→ **Tarefa do exercício A**:
Transcreva o trecho do texto sobre o 25 de Abril que vai de "Antes, bem antes" a "duraria 21 anos.".
→ **Tarefa do exercício B**:
Diga se cada afirmação abaixo está de acordo com o texto sobre o 25 de Abril. Responda sim ou não e cite literalmente as palavras do texto que decidem cada caso: (i) O golpe que instaurou a ditadura militar no Brasil aconteceu em 1964. (ii) A notícia do 25 de Abril chegou ao Brasil de forma ampla pelos jornais. (iii) O casamento com Valdecirio aconteceu em 1972.
→ **Tarefa do exercício C**:
Continue o texto sobre o 25 de Abril a partir da última frase apresentada.

→ **Texto de leitura**:
>>>>>

Nos 51 anos da linda Revolução, deixo aqui o meu testemunho de como vivi esse momento, mesmo à distância.
Da Poesia e das Mulheres de Abril
Os cravos de Abril, com seu belo
simbolismo, cravaram em mim a certeza da necessidade de manter a utopia e a
liberdade. Tinha então vinte e oito anos e, sobre minha mesa de trabalho,
lia-se, num pequeno cartaz: “seja realista, exija o impossível”, frase grafitada
nos muros da Sorbonne em 1968, durante as ocupações estudantis.
Antes, bem antes de 68 e 74, a
dura lição na quebra do meu analfabetismo político, veio em 1964, num outro
abril ao avesso, quando, por um Golpe, era instaurada a brutal Ditadura Militar
no Brasil que duraria 21 anos.
Em 1974, vivíamos no Brasil o
auge da popularidade do regime totalitário, aplaudida pelos “inocentes
úteis” que acreditavam no enfático discurso do desenvolvimentismo e de um
suposto “milagre econômico”.
Entretanto, no lado consciente,
grassava o medo e as incertezas dos que sabiam e sentiam no próprio corpo o
valor a ser pago pelas próprias utopias. Essas poderosas garras peçonhentas,
entre outras trágicas medidas, suprimiram toda e qualquer liberdade de
expressão.
Assim, jornais sob censura, o 25
de Abril chegou por aqui de forma quase clandestina, em pedaços e aos
solavancos. Não interessava ao regime militar e suas diretrizes de guerra suja,
silenciosa e assassina, divulgar a conquista portuguesa na derrubada do
igualmente autoritarismo fascista.
Já graduada na matéria
através da própria vivência, aprofundei meu aprendizado político com os relatos
de amigos mais bem in(formados), bem como nos livros proibidos à época. Daí
minha curiosidade e interesse crescente sobre a situação em Portugal, país de
minha naturalidade, então renascido.
Aflita pela falta de notícias, lá
fui eu atravessar o Atlântico, ao lado de Valdecirio, meu mestre em política,
com quem havia casado em 1972.

<<<<<

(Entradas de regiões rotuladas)
>>>>>

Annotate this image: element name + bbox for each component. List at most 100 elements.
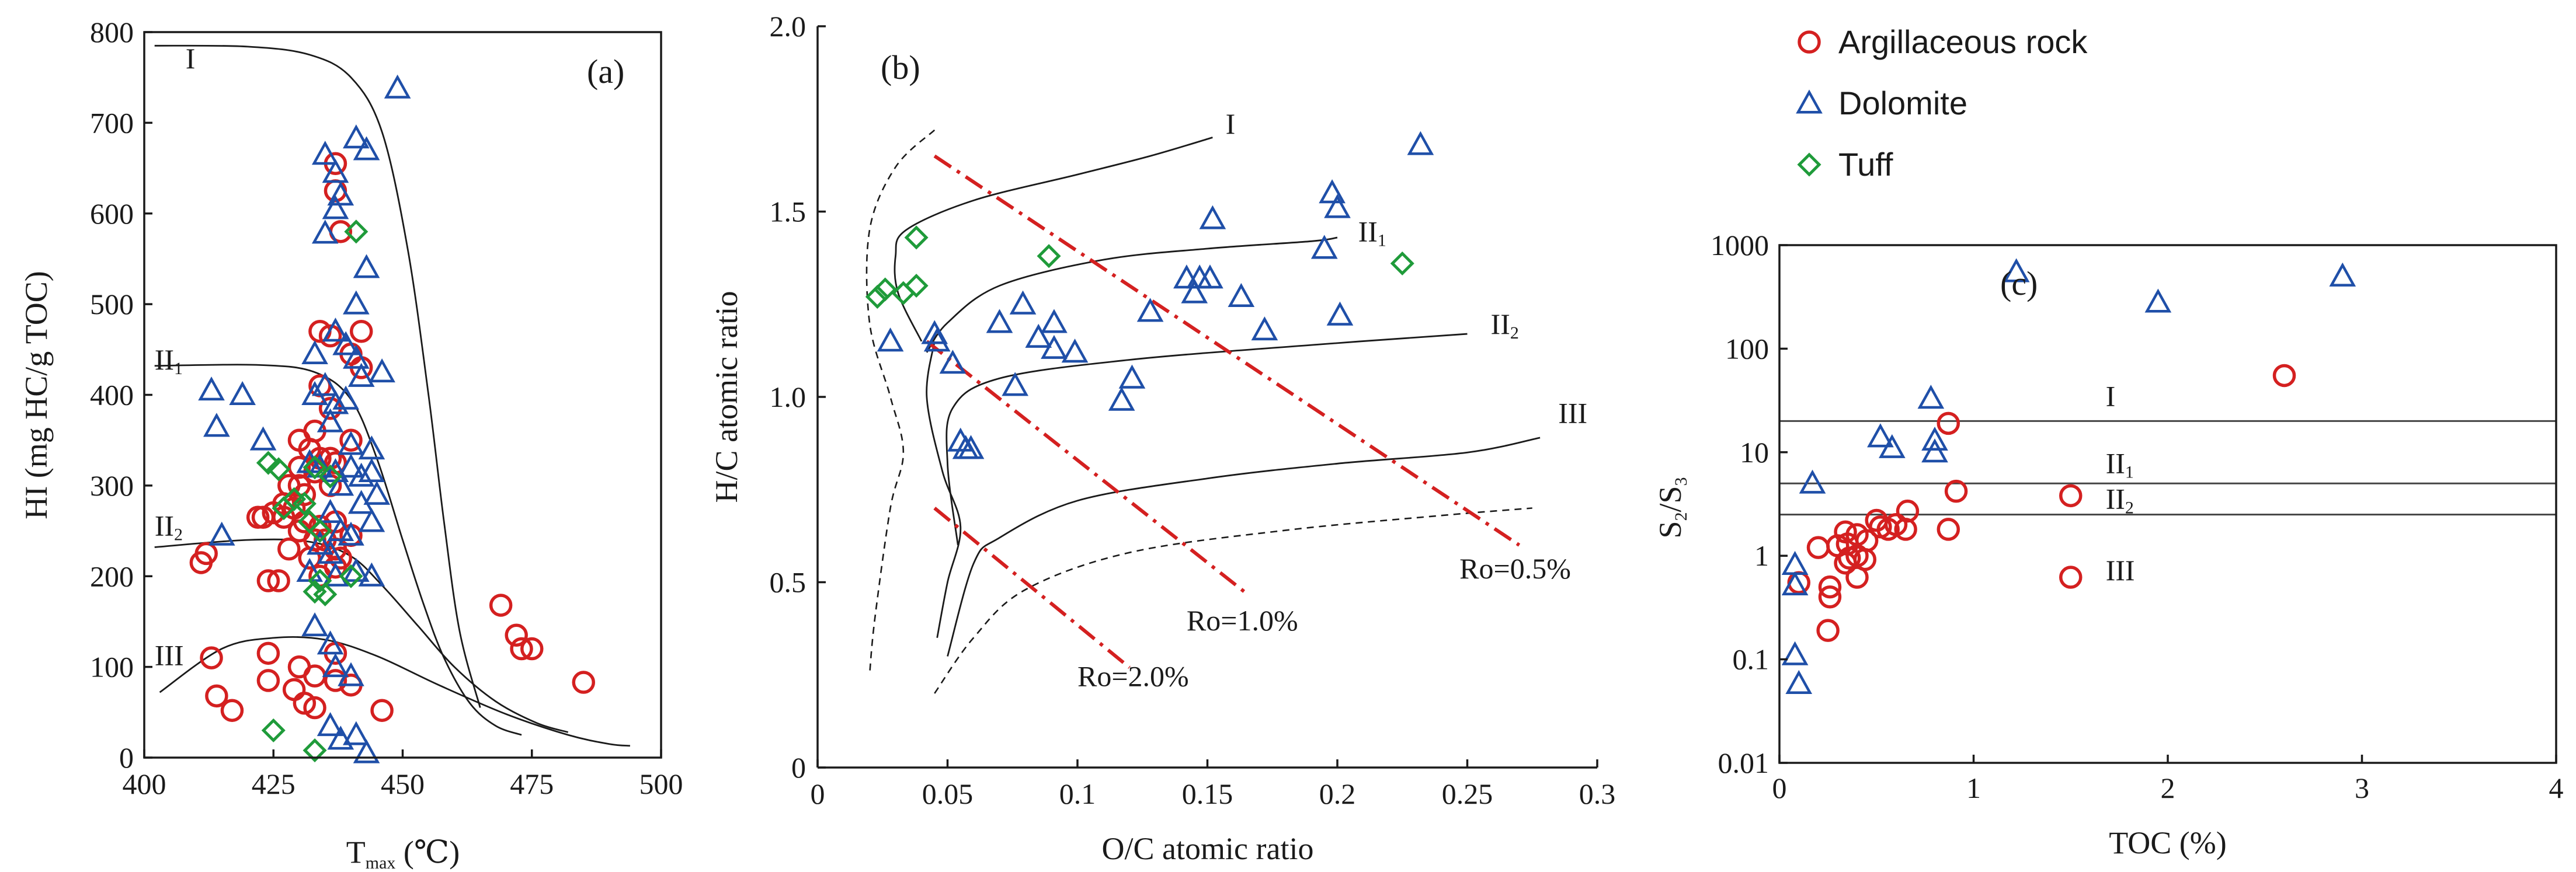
panel-a-point-triangle-16 <box>311 372 339 396</box>
panel-c-zone-sub-1: 1 <box>2125 462 2134 482</box>
panel-b-point-triangle-21 <box>939 350 967 374</box>
panel-a-point-triangle-35 <box>363 480 391 505</box>
panel-b-point-triangle-20 <box>923 327 951 352</box>
panel-b-title: (b) <box>881 48 920 86</box>
panel-a-y-tick-label-4: 400 <box>90 379 134 411</box>
panel-a-x-axis-title: Tmax (℃) <box>346 835 460 872</box>
panel-a-y-axis-title: HI (mg HC/g TOC) <box>19 271 54 519</box>
panel-a-point-circle-45 <box>194 542 218 566</box>
legend-entry-0: Argillaceous rock <box>1798 23 2088 60</box>
panel-b-point-triangle-12 <box>1136 298 1164 322</box>
panel-a-point-triangle-23 <box>249 426 277 451</box>
panel-c-point-triangle-12 <box>1785 669 1813 695</box>
panel-a-zone-main-2: II <box>155 509 174 542</box>
panel-b-point-triangle-16 <box>1061 339 1089 363</box>
legend-label-0: Argillaceous rock <box>1838 23 2088 60</box>
panel-a-point-triangle-47 <box>301 612 328 637</box>
panel-a-point-triangle-33 <box>327 472 354 496</box>
panel-a-point-circle-49 <box>303 664 326 688</box>
legend-entry-1: Dolomite <box>1796 85 1967 121</box>
panel-a-point-triangle-18 <box>332 385 359 410</box>
panel-a-point-circle-43 <box>324 555 347 579</box>
panel-a-point-triangle-21 <box>229 381 256 405</box>
panel-a-x-tick-label-0: 400 <box>123 768 166 800</box>
panel-b-curve-II1 <box>926 236 1338 353</box>
panel-c-y-axis-title-s: S <box>1653 521 1688 539</box>
panel-a-point-triangle-31 <box>347 462 375 487</box>
panel-b-curve-II2 <box>945 333 1468 546</box>
circle-icon <box>1798 30 1821 54</box>
panel-b-point-triangle-13 <box>1009 290 1037 315</box>
panel-a-point-triangle-5 <box>327 182 354 206</box>
panel-c-point-triangle-11 <box>1781 641 1809 665</box>
panel-a-point-triangle-4 <box>322 159 349 183</box>
panel-c-point-circle-26 <box>1816 619 1840 642</box>
panel-b-x-tick-label-3: 0.15 <box>1182 777 1233 810</box>
panel-a-y-tick-label-7: 700 <box>90 106 134 139</box>
panel-b-point-triangle-19 <box>921 320 948 344</box>
panel-a-point-diamond-12 <box>313 582 338 606</box>
panel-c-point-circle-23 <box>1845 566 1869 589</box>
panel-c-zone-label-0: I <box>2106 379 2116 412</box>
panel-a-point-triangle-13 <box>343 344 370 369</box>
triangle-icon <box>1796 89 1823 114</box>
panel-b-point-triangle-25 <box>1002 372 1029 396</box>
panel-c-y-axis-title-sub1: 2 <box>1671 512 1691 521</box>
panel-a-point-diamond-4 <box>303 455 327 480</box>
panel-c-y-tick-label-5: 1000 <box>1711 229 1769 261</box>
panel-b-zone-sub-2: 2 <box>1510 323 1519 343</box>
panel-c-x-axis-title: TOC (%) <box>2109 825 2226 860</box>
panel-b-point-diamond-1 <box>1037 244 1061 268</box>
panel-c-zone-label-3: III <box>2106 554 2135 587</box>
panel-c-y-tick-label-2: 1 <box>1754 539 1769 572</box>
panel-c-point-circle-19 <box>1837 546 1861 570</box>
panel-c-x-tick-label-1: 1 <box>1966 772 1981 804</box>
panel-c-zone-main-3: III <box>2106 554 2135 587</box>
panel-c-title: (c) <box>2000 264 2038 302</box>
panel-a-point-circle-28 <box>308 515 332 538</box>
panel-a-data-points <box>189 74 595 763</box>
panel-c-x-tick-label-2: 2 <box>2161 772 2175 804</box>
panel-c-point-triangle-10 <box>1781 571 1809 596</box>
panel-b-x-tick-label-5: 0.25 <box>1442 777 1493 810</box>
panel-a-curve-II1 <box>154 364 522 736</box>
panel-a-point-triangle-24 <box>317 408 344 432</box>
panel-a-zone-label-2: II2 <box>155 509 183 544</box>
panel-a-zone-sub-2: 2 <box>174 525 183 544</box>
panel-c-zone-main-1: II <box>2106 447 2125 479</box>
panel-b-zone-label-0: I <box>1226 107 1236 140</box>
panel-c-data-points <box>1781 258 2356 695</box>
panel-b-ro-line-1 <box>926 340 1248 595</box>
panel-c-zone-main-0: I <box>2106 379 2116 412</box>
panel-c-y-tick-label-0: 0.01 <box>1718 747 1770 779</box>
legend: Argillaceous rock Dolomite Tuff <box>1796 23 2088 183</box>
panel-a-point-circle-58 <box>220 699 244 722</box>
panel-a-zone-main-1: II <box>155 343 174 376</box>
panel-a-zone-label-3: III <box>155 639 184 672</box>
panel-a-point-triangle-49 <box>322 653 349 678</box>
panel-c-point-circle-0 <box>2272 364 2296 388</box>
panel-b-point-triangle-18 <box>986 309 1013 333</box>
panel-c-point-triangle-7 <box>1879 434 1906 458</box>
panel-c-point-triangle-2 <box>2329 262 2356 287</box>
panel-c-point-circle-11 <box>1869 515 1892 539</box>
panel-b-point-triangle-2 <box>1324 194 1351 218</box>
panel-c-point-triangle-3 <box>1917 385 1945 409</box>
panel-a-point-triangle-10 <box>301 340 328 365</box>
panel-b-x-tick-label-1: 0.05 <box>922 777 974 810</box>
panel-c-plot-frame <box>1778 244 2557 764</box>
panel-b-point-triangle-22 <box>877 327 904 352</box>
panel-b-point-triangle-6 <box>1197 264 1223 289</box>
panel-b-zone-main-1: II <box>1358 215 1378 247</box>
panel-b-point-triangle-23 <box>1118 364 1146 389</box>
panel-a-point-circle-52 <box>282 678 306 702</box>
panel-a-point-circle-62 <box>510 637 533 661</box>
panel-c-point-circle-25 <box>1818 585 1842 609</box>
panel-b-point-triangle-8 <box>1310 235 1338 259</box>
panel-a-point-circle-55 <box>324 669 347 692</box>
panel-b-y-tick-label-1: 0.5 <box>770 566 806 599</box>
panel-b-zone-main-3: III <box>1558 396 1587 429</box>
panel-a-hi-vs-tmax: 400 425 450 475 500 0 100 200 300 400 500 600 700 80… <box>19 16 683 872</box>
panel-a-point-triangle-12 <box>332 331 359 355</box>
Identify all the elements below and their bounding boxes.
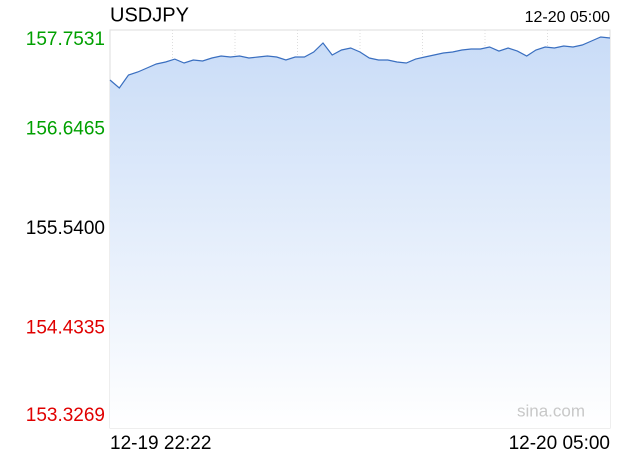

<<<<<

→ **Resposta final A**:
Antes, bem antes de 68 e 74, a
dura lição na quebra do meu analfabetismo político, veio em 1964, num outro
abril ao avesso, quando, por um Golpe, era instaurada a brutal Ditadura Militar
no Brasil que duraria 21 anos.

→ **Resposta final B**:
(i) Sim: "veio em 1964, num outro abril ao avesso, quando, por um Golpe, era instaurada a brutal Ditadura Militar no Brasil".
(ii) Não: "o 25 de Abril chegou por aqui de forma quase clandestina, em pedaços e aos solavancos".
(iii) Sim: "com quem havia casado em 1972".

→ **Resposta final C**:
Em 1º de julho de 1974 desembarcávamos
em Lisboa. Íamos, eu e ele, conferir e, se possível, partilhar da euforia
vigente naquele novo Portugal que, decorridos dois meses, ainda festejava a
Revolução.
Aqui e ali, símbolos de Abril, a lembrar:
um soldado no aeroporto com um cravo vermelho em sua arma,
tal qual no famoso pôster com a foto
de um menino de cabelos anelados a colocar um cravo no fuzil do soldado,
adquirido dias depois na Baixa Pombalina;
já no táxi, “Grândola, Vila Morena" a servir de trilha
sonora, o motorista: - “Depois de 50 anos, desatamos a língua, ninguém mais nos
proíbe nada. Somos livres!”. No dia de retorno ao Brasil, esse mesmo taxista
nos levaria a sua casa (para não esperarmos tanto tempo no aeroporto,
justificava ele) a comer tremoços e figos, com vinho da propriedade de sua
família do Norte.
Lembro-me de ter rascunhado um poema, meio desengonçado
pela emoção, que evocava Camões e terminava dizendo algo assim:
“apenas o sangue
a rugir
rubro lembrete
mais do que nunca
hoje é dia
de sentir-se
português”.
Faltou-me a total vivência dos acontecimentos. Ficou-me a convicção do
caminho da luta e manutenção da utopia pela vida afora.
Aprendi sobre o 25 de Abril após o 25 de abril e ainda aprendo. Lendo
aqui, escutando ali.
Todavia, sempre me perguntava sobre qual teria sido o papel das mulheres
naquele processo. A única figura feminina destacada pelas eventuais matérias na
imprensa (ao menos nas que chegaram ao meu conhecimento) era a de Celeste
Martins Caeiro que, por um bom tempo, era apontada como “a mulher que ofertou
cravos aos soldados”, criadora involuntária (?) do famoso símbolo, mas sequer
possuía nome. A multidão que se formara nas ruas de Lisboa, seguiu-lhe o gesto.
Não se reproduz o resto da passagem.